**JOB**:
Print all of the entries exactly, minus the pictures.

Dataset records
----------
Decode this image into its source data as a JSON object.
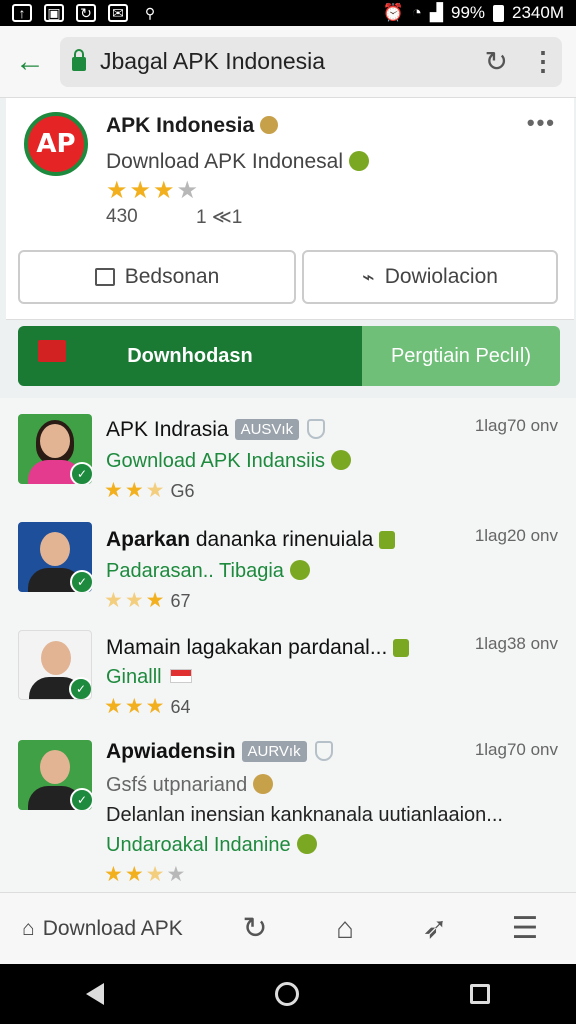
{
  "status_bar": {
    "battery": "99%",
    "time": "2340M",
    "icons": [
      "upload-icon",
      "image-icon",
      "sync-icon",
      "message-icon",
      "vpn-icon",
      "alarm-icon",
      "wifi-icon",
      "signal-icon",
      "battery-icon"
    ]
  },
  "browser": {
    "url": "Jbagal APK Indonesia"
  },
  "app": {
    "logo_text": "AP",
    "name": "APK Indonesia",
    "subtitle": "Download APK Indonesal",
    "rating": 3,
    "rating_max": 4,
    "count": "430",
    "count2": "1 ≪1",
    "btn_left": "Bedsonan",
    "btn_right": "Dowiolacion"
  },
  "banner": {
    "left_label": "Downhodasn",
    "right_label": "Pergtiain Peclıl)"
  },
  "list": [
    {
      "title": "APK Indrasia",
      "tag": "AUSVık",
      "time": "1lag70 onv",
      "sub": "Gownload APK Indansiis",
      "rating": 2.5,
      "count": "G6"
    },
    {
      "title": "Aparkan",
      "title_rest": " dananka rinenuiala",
      "time": "1lag20 onv",
      "sub": "Padarasan.. Tibagia",
      "rating": 2,
      "count": "67"
    },
    {
      "title": "Mamain lagakakan pardanal...",
      "time": "1lag38 onv",
      "sub": "Ginalll",
      "rating": 3,
      "count": "64"
    },
    {
      "title": "Apwiadensin",
      "tag": "AURVık",
      "time": "1lag70 onv",
      "sub": "Gsfś utpnariand",
      "desc": "Delanlan inensian kanknanala uutianlaaion...",
      "sub2": "Undaroakal Indanine",
      "rating": 2.5
    }
  ],
  "bottom_bar": {
    "download_label": "Download APK"
  },
  "colors": {
    "brand_green": "#1a7a34",
    "light_green": "#6fbf79",
    "star": "#f2b01e"
  }
}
----------
**ANSWER**:
Decode this image into its source data as a JSON object.
{
  "status_bar": {
    "battery": "99%",
    "time": "2340M",
    "icons": [
      "upload-icon",
      "image-icon",
      "sync-icon",
      "message-icon",
      "vpn-icon",
      "alarm-icon",
      "wifi-icon",
      "signal-icon",
      "battery-icon"
    ]
  },
  "browser": {
    "url": "Jbagal APK Indonesia"
  },
  "app": {
    "logo_text": "AP",
    "name": "APK Indonesia",
    "subtitle": "Download APK Indonesal",
    "rating": 3,
    "rating_max": 4,
    "count": "430",
    "count2": "1 ≪1",
    "btn_left": "Bedsonan",
    "btn_right": "Dowiolacion"
  },
  "banner": {
    "left_label": "Downhodasn",
    "right_label": "Pergtiain Peclıl)"
  },
  "list": [
    {
      "title": "APK Indrasia",
      "tag": "AUSVık",
      "time": "1lag70 onv",
      "sub": "Gownload APK Indansiis",
      "rating": 2.5,
      "count": "G6"
    },
    {
      "title": "Aparkan",
      "title_rest": " dananka rinenuiala",
      "time": "1lag20 onv",
      "sub": "Padarasan.. Tibagia",
      "rating": 2,
      "count": "67"
    },
    {
      "title": "Mamain lagakakan pardanal...",
      "time": "1lag38 onv",
      "sub": "Ginalll",
      "rating": 3,
      "count": "64"
    },
    {
      "title": "Apwiadensin",
      "tag": "AURVık",
      "time": "1lag70 onv",
      "sub": "Gsfś utpnariand",
      "desc": "Delanlan inensian kanknanala uutianlaaion...",
      "sub2": "Undaroakal Indanine",
      "rating": 2.5
    }
  ],
  "bottom_bar": {
    "download_label": "Download APK"
  },
  "colors": {
    "brand_green": "#1a7a34",
    "light_green": "#6fbf79",
    "star": "#f2b01e"
  }
}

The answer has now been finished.